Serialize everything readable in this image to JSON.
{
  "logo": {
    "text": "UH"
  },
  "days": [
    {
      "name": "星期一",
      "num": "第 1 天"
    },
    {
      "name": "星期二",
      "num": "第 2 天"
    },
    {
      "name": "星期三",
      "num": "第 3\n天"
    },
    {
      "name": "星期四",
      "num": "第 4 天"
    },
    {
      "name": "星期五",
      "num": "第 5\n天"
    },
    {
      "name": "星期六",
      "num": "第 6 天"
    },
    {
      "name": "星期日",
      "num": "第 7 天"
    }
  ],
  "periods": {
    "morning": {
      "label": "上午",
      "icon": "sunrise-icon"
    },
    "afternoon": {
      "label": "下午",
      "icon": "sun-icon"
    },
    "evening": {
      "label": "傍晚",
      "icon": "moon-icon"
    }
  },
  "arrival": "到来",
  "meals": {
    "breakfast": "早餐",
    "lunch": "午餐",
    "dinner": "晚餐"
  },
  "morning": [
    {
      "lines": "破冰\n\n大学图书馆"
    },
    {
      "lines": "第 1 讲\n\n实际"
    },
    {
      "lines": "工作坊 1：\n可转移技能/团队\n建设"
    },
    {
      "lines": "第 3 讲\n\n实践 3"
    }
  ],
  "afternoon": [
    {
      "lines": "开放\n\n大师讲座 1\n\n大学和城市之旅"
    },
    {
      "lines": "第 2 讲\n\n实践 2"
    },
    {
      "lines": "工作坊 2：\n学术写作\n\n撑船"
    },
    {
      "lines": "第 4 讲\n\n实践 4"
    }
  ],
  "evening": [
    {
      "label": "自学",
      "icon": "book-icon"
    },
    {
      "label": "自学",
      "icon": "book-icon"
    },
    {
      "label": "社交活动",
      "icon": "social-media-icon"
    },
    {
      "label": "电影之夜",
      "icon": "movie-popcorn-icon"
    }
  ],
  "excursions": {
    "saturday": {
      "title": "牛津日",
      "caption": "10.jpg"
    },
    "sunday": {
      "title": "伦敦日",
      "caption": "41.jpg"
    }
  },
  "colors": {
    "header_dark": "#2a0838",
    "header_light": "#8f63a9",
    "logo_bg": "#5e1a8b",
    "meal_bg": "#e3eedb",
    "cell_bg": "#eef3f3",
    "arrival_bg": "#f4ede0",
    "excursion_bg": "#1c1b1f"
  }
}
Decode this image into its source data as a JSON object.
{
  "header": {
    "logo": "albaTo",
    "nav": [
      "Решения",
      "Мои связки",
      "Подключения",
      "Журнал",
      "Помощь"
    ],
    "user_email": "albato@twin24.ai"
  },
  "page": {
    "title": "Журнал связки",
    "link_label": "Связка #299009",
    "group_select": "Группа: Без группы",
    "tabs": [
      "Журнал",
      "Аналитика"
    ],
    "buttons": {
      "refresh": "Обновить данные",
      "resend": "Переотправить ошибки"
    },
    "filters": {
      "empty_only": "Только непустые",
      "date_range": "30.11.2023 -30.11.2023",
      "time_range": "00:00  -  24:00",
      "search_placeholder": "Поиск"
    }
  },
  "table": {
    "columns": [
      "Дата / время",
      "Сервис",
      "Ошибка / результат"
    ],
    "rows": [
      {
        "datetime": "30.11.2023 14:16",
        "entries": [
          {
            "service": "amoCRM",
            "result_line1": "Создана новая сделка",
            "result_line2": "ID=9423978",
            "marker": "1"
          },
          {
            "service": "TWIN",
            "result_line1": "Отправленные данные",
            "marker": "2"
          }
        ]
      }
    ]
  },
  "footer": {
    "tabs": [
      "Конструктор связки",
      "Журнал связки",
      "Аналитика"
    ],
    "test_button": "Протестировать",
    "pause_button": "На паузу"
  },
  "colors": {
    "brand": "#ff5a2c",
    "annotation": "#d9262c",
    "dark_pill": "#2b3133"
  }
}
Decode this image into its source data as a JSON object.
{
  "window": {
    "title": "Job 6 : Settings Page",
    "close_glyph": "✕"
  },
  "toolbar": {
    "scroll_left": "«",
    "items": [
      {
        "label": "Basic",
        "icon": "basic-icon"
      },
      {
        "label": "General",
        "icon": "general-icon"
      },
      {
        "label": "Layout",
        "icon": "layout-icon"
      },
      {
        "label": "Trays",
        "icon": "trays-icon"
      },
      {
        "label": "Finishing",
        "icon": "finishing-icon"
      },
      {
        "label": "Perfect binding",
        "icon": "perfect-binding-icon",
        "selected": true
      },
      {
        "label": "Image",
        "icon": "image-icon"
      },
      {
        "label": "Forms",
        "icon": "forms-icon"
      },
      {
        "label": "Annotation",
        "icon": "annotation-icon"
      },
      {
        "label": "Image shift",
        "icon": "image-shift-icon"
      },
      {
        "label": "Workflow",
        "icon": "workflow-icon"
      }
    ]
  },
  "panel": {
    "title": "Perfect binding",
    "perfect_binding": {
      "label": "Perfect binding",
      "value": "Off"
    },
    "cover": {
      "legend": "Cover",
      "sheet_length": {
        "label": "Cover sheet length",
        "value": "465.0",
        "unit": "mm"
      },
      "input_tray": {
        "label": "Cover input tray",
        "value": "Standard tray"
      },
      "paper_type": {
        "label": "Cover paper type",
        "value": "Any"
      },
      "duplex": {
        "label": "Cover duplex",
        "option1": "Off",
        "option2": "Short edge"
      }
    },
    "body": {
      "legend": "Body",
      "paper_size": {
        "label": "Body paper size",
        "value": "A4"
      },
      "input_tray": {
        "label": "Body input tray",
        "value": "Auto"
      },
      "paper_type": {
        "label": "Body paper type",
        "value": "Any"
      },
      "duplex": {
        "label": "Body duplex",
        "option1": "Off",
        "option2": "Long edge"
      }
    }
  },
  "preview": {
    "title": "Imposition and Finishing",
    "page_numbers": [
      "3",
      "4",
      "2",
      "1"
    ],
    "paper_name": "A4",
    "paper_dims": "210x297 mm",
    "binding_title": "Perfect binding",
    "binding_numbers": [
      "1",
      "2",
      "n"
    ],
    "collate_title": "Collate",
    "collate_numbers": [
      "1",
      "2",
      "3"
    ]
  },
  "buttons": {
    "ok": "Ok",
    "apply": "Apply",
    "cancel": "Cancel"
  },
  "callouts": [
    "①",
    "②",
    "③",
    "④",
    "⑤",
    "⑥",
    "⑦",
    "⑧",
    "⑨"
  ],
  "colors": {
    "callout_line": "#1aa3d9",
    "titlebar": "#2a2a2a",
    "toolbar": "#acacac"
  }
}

Task to complete: Write the entire listing out again, word for word.

Result for this task:
Serialize everything readable in this image to JSON.
{
  "logo": {
    "text": "UH"
  },
  "days": [
    {
      "name": "星期一",
      "num": "第 1 天"
    },
    {
      "name": "星期二",
      "num": "第 2 天"
    },
    {
      "name": "星期三",
      "num": "第 3\n天"
    },
    {
      "name": "星期四",
      "num": "第 4 天"
    },
    {
      "name": "星期五",
      "num": "第 5\n天"
    },
    {
      "name": "星期六",
      "num": "第 6 天"
    },
    {
      "name": "星期日",
      "num": "第 7 天"
    }
  ],
  "periods": {
    "morning": {
      "label": "上午",
      "icon": "sunrise-icon"
    },
    "afternoon": {
      "label": "下午",
      "icon": "sun-icon"
    },
    "evening": {
      "label": "傍晚",
      "icon": "moon-icon"
    }
  },
  "arrival": "到来",
  "meals": {
    "breakfast": "早餐",
    "lunch": "午餐",
    "dinner": "晚餐"
  },
  "morning": [
    {
      "lines": "破冰\n\n大学图书馆"
    },
    {
      "lines": "第 1 讲\n\n实际"
    },
    {
      "lines": "工作坊 1：\n可转移技能/团队\n建设"
    },
    {
      "lines": "第 3 讲\n\n实践 3"
    }
  ],
  "afternoon": [
    {
      "lines": "开放\n\n大师讲座 1\n\n大学和城市之旅"
    },
    {
      "lines": "第 2 讲\n\n实践 2"
    },
    {
      "lines": "工作坊 2：\n学术写作\n\n撑船"
    },
    {
      "lines": "第 4 讲\n\n实践 4"
    }
  ],
  "evening": [
    {
      "label": "自学",
      "icon": "book-icon"
    },
    {
      "label": "自学",
      "icon": "book-icon"
    },
    {
      "label": "社交活动",
      "icon": "social-media-icon"
    },
    {
      "label": "电影之夜",
      "icon": "movie-popcorn-icon"
    }
  ],
  "excursions": {
    "saturday": {
      "title": "牛津日",
      "caption": "10.jpg"
    },
    "sunday": {
      "title": "伦敦日",
      "caption": "41.jpg"
    }
  },
  "colors": {
    "header_dark": "#2a0838",
    "header_light": "#8f63a9",
    "logo_bg": "#5e1a8b",
    "meal_bg": "#e3eedb",
    "cell_bg": "#eef3f3",
    "arrival_bg": "#f4ede0",
    "excursion_bg": "#1c1b1f"
  }
}
Decode this image into its source data as a JSON object.
{
  "header": {
    "logo": "albaTo",
    "nav": [
      "Решения",
      "Мои связки",
      "Подключения",
      "Журнал",
      "Помощь"
    ],
    "user_email": "albato@twin24.ai"
  },
  "page": {
    "title": "Журнал связки",
    "link_label": "Связка #299009",
    "group_select": "Группа: Без группы",
    "tabs": [
      "Журнал",
      "Аналитика"
    ],
    "buttons": {
      "refresh": "Обновить данные",
      "resend": "Переотправить ошибки"
    },
    "filters": {
      "empty_only": "Только непустые",
      "date_range": "30.11.2023 -30.11.2023",
      "time_range": "00:00  -  24:00",
      "search_placeholder": "Поиск"
    }
  },
  "table": {
    "columns": [
      "Дата / время",
      "Сервис",
      "Ошибка / результат"
    ],
    "rows": [
      {
        "datetime": "30.11.2023 14:16",
        "entries": [
          {
            "service": "amoCRM",
            "result_line1": "Создана новая сделка",
            "result_line2": "ID=9423978",
            "marker": "1"
          },
          {
            "service": "TWIN",
            "result_line1": "Отправленные данные",
            "marker": "2"
          }
        ]
      }
    ]
  },
  "footer": {
    "tabs": [
      "Конструктор связки",
      "Журнал связки",
      "Аналитика"
    ],
    "test_button": "Протестировать",
    "pause_button": "На паузу"
  },
  "colors": {
    "brand": "#ff5a2c",
    "annotation": "#d9262c",
    "dark_pill": "#2b3133"
  }
}
Decode this image into its source data as a JSON object.
{
  "window": {
    "title": "Job 6 : Settings Page",
    "close_glyph": "✕"
  },
  "toolbar": {
    "scroll_left": "«",
    "items": [
      {
        "label": "Basic",
        "icon": "basic-icon"
      },
      {
        "label": "General",
        "icon": "general-icon"
      },
      {
        "label": "Layout",
        "icon": "layout-icon"
      },
      {
        "label": "Trays",
        "icon": "trays-icon"
      },
      {
        "label": "Finishing",
        "icon": "finishing-icon"
      },
      {
        "label": "Perfect binding",
        "icon": "perfect-binding-icon",
        "selected": true
      },
      {
        "label": "Image",
        "icon": "image-icon"
      },
      {
        "label": "Forms",
        "icon": "forms-icon"
      },
      {
        "label": "Annotation",
        "icon": "annotation-icon"
      },
      {
        "label": "Image shift",
        "icon": "image-shift-icon"
      },
      {
        "label": "Workflow",
        "icon": "workflow-icon"
      }
    ]
  },
  "panel": {
    "title": "Perfect binding",
    "perfect_binding": {
      "label": "Perfect binding",
      "value": "Off"
    },
    "cover": {
      "legend": "Cover",
      "sheet_length": {
        "label": "Cover sheet length",
        "value": "465.0",
        "unit": "mm"
      },
      "input_tray": {
        "label": "Cover input tray",
        "value": "Standard tray"
      },
      "paper_type": {
        "label": "Cover paper type",
        "value": "Any"
      },
      "duplex": {
        "label": "Cover duplex",
        "option1": "Off",
        "option2": "Short edge"
      }
    },
    "body": {
      "legend": "Body",
      "paper_size": {
        "label": "Body paper size",
        "value": "A4"
      },
      "input_tray": {
        "label": "Body input tray",
        "value": "Auto"
      },
      "paper_type": {
        "label": "Body paper type",
        "value": "Any"
      },
      "duplex": {
        "label": "Body duplex",
        "option1": "Off",
        "option2": "Long edge"
      }
    }
  },
  "preview": {
    "title": "Imposition and Finishing",
    "page_numbers": [
      "3",
      "4",
      "2",
      "1"
    ],
    "paper_name": "A4",
    "paper_dims": "210x297 mm",
    "binding_title": "Perfect binding",
    "binding_numbers": [
      "1",
      "2",
      "n"
    ],
    "collate_title": "Collate",
    "collate_numbers": [
      "1",
      "2",
      "3"
    ]
  },
  "buttons": {
    "ok": "Ok",
    "apply": "Apply",
    "cancel": "Cancel"
  },
  "callouts": [
    "①",
    "②",
    "③",
    "④",
    "⑤",
    "⑥",
    "⑦",
    "⑧",
    "⑨"
  ],
  "colors": {
    "callout_line": "#1aa3d9",
    "titlebar": "#2a2a2a",
    "toolbar": "#acacac"
  }
}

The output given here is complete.